- **Directions**
Extract the full text below about the back nine holes and reproduce it word for word, with nothing added or left out.

- **Supplied text**
I am sharing with all of you and keeping the email in its original format. Please read, reflect and recycle the message. I’m not sure who originally wrote this, but they deserve all the credit and more. Enjoy! 

The Back Nine Holes

You know … time has a way of moving quickly and catching you unaware of the passing years. It seems just yesterday that I was young, just having kids, and embarking on my new life with my degree and my mate. Yet in a way, it seems like eons ago, and I wonder where all the years went. I know that I lived them all. I have glimpses of how it was back then and of all
my hopes and dreams.

But, here it is… the back nine of my life and it catches me by surprise… How did I get here so fast? Where did the years go and where did my youth go?

I remember well seeing older people through the years and thinking that those older people were years away from me and that I was only on the first hole and the back nine was so far off that I could not fathom it or imagine fully what it would be like.

But, here it is … my friends are retired and getting gray … they move slower and I see an older person now. Some are in better and some worse shape than me … but, I see the great change … Not like the ones that I remember who were young and vibrant … but, like me, their age is beginning to show and we are now those older folks that we used to see and never thought we’d become.

- **Data records**
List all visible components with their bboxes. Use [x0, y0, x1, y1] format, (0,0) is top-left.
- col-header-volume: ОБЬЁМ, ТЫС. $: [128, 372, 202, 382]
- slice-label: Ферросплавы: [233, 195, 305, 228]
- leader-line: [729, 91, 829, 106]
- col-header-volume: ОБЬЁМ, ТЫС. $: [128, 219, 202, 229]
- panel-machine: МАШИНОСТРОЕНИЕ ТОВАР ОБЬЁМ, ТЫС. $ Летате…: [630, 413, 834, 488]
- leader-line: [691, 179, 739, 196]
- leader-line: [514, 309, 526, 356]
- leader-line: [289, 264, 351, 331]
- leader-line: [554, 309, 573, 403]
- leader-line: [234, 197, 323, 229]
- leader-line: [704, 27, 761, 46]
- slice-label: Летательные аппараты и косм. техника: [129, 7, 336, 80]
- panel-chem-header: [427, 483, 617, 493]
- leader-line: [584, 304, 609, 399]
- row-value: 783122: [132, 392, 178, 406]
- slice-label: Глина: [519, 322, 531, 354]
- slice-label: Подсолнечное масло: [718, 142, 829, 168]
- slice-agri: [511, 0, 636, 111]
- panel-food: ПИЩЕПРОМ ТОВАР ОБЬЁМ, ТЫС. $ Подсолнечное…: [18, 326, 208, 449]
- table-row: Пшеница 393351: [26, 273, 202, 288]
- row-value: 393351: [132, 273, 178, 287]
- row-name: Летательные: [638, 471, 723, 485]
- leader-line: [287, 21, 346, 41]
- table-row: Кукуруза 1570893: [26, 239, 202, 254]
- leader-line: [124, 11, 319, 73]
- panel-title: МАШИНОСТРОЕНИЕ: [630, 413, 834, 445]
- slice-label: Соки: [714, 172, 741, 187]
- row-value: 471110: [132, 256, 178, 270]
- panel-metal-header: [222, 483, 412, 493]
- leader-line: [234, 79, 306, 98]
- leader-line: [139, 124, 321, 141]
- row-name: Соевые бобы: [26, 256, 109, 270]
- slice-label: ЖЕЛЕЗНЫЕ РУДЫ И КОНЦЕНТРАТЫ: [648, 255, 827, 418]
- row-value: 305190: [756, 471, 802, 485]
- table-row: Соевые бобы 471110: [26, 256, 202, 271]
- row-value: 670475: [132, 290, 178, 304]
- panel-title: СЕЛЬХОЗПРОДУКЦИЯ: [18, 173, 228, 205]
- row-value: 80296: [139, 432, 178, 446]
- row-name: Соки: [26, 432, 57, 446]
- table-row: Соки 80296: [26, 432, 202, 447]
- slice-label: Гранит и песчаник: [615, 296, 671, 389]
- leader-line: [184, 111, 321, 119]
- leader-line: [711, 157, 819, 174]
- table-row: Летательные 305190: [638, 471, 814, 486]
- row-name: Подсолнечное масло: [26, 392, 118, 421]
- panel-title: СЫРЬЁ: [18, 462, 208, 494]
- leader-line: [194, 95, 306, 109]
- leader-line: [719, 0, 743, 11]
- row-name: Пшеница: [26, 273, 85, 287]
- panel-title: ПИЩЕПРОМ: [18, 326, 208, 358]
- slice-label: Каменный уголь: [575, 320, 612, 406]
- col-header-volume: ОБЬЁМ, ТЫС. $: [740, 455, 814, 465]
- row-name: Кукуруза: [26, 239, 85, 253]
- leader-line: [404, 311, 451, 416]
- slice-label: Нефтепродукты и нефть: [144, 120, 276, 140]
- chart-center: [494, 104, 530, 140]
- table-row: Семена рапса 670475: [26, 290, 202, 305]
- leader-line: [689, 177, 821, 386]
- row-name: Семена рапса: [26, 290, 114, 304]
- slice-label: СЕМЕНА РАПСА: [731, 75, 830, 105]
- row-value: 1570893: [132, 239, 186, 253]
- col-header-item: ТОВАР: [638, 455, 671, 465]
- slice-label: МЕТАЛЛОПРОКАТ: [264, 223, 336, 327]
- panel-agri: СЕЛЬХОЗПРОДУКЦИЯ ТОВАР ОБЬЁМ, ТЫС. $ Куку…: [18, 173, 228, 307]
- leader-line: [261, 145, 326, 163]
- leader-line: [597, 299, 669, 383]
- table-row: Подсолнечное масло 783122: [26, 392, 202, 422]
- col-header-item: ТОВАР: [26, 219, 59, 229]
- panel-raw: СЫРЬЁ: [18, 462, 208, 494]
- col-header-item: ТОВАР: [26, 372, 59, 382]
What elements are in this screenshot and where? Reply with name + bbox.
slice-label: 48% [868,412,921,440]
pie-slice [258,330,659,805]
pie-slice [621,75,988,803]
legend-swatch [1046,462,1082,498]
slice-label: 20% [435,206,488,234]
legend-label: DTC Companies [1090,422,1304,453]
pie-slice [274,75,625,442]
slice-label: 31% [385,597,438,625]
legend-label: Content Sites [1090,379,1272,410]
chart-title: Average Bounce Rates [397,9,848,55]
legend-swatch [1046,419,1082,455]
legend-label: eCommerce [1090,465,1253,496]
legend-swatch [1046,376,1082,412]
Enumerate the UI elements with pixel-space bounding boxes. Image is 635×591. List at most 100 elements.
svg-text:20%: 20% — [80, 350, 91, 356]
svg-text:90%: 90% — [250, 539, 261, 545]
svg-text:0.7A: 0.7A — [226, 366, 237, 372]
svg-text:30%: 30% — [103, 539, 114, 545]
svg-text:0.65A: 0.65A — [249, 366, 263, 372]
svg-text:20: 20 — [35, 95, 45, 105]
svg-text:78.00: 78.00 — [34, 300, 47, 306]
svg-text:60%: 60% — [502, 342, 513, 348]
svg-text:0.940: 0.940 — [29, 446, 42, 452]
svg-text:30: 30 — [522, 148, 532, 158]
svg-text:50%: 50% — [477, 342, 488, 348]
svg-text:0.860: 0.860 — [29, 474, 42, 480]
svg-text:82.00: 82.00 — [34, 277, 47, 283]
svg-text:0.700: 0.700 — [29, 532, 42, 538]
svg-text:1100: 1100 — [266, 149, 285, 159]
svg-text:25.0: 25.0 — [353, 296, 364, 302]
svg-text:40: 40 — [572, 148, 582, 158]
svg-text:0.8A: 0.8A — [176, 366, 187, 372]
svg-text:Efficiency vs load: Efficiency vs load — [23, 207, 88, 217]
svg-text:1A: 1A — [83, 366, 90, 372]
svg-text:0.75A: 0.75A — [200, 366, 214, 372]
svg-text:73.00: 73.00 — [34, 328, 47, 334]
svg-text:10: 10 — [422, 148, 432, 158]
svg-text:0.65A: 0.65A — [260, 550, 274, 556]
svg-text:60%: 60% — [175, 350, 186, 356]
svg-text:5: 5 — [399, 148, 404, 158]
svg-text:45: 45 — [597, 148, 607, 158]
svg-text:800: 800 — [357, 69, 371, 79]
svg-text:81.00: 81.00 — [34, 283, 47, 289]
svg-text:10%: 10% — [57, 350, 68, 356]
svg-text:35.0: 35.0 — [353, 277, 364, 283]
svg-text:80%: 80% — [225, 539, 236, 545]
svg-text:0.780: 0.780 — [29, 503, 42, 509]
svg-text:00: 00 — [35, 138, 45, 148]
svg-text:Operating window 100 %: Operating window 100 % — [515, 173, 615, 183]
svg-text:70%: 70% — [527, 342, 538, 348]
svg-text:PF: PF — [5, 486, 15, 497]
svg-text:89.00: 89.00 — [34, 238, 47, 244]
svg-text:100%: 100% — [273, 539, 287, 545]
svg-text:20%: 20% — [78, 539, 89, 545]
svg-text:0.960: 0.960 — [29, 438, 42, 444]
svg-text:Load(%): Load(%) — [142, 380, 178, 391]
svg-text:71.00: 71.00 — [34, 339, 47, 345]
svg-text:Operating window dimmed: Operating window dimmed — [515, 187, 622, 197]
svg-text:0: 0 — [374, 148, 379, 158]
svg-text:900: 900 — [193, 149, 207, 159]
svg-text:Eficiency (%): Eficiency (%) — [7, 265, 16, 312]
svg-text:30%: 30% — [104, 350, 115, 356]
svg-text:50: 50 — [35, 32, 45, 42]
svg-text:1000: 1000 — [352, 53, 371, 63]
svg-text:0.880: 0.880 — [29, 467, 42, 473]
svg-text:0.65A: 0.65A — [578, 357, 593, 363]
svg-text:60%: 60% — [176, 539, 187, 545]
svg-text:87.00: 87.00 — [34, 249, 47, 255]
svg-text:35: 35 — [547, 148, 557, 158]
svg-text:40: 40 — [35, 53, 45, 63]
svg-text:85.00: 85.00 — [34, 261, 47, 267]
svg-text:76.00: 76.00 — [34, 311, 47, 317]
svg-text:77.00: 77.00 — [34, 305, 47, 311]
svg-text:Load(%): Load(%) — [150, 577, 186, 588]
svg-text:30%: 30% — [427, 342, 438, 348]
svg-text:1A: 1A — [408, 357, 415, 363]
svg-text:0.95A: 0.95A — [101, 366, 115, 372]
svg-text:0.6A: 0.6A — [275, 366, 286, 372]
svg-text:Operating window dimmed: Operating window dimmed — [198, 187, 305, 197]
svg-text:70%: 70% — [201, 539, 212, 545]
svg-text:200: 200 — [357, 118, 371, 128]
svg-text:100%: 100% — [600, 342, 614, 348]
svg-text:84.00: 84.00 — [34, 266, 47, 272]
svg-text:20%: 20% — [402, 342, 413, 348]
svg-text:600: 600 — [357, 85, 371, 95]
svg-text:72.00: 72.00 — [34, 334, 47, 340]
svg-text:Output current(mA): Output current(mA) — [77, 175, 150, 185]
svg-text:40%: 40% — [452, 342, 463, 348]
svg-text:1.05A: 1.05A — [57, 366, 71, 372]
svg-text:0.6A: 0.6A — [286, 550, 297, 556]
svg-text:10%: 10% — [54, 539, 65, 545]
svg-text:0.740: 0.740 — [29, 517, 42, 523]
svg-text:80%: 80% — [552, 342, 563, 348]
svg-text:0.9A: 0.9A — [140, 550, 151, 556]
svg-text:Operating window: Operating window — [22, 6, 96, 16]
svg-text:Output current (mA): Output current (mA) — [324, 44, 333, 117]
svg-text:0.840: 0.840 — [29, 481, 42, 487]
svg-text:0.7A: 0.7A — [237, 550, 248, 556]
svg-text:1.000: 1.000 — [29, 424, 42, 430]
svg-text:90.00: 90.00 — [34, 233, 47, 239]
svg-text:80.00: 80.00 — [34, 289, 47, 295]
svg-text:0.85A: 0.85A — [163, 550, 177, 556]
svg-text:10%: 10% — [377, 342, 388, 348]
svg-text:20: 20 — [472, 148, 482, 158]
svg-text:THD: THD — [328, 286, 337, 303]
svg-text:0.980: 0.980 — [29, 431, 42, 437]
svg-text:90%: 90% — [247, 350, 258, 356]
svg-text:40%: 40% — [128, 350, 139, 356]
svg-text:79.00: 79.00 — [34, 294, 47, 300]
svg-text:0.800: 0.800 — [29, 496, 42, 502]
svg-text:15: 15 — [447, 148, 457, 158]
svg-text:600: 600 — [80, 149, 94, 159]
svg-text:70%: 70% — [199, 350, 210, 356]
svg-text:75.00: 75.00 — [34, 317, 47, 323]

- **Reply**
I am sharing with all of you and keeping the email in its original format. Please read, reflect and recycle the message. I’m not sure who originally wrote this, but they deserve all the credit and more. Enjoy! 

The Back Nine Holes

You know … time has a way of moving quickly and catching you unaware of the passing years. It seems just yesterday that I was young, just having kids, and embarking on my new life with my degree and my mate. Yet in a way, it seems like eons ago, and I wonder where all the years went. I know that I lived them all. I have glimpses of how it was back then and of all
my hopes and dreams.

But, here it is… the back nine of my life and it catches me by surprise… How did I get here so fast? Where did the years go and where did my youth go?

I remember well seeing older people through the years and thinking that those older people were years away from me and that I was only on the first hole and the back nine was so far off that I could not fathom it or imagine fully what it would be like.

But, here it is … my friends are retired and getting gray … they move slower and I see an older person now. Some are in better and some worse shape than me … but, I see the great change … Not like the ones that I remember who were young and vibrant … but, like me, their age is beginning to show and we are now those older folks that we used to see and never thought we’d become.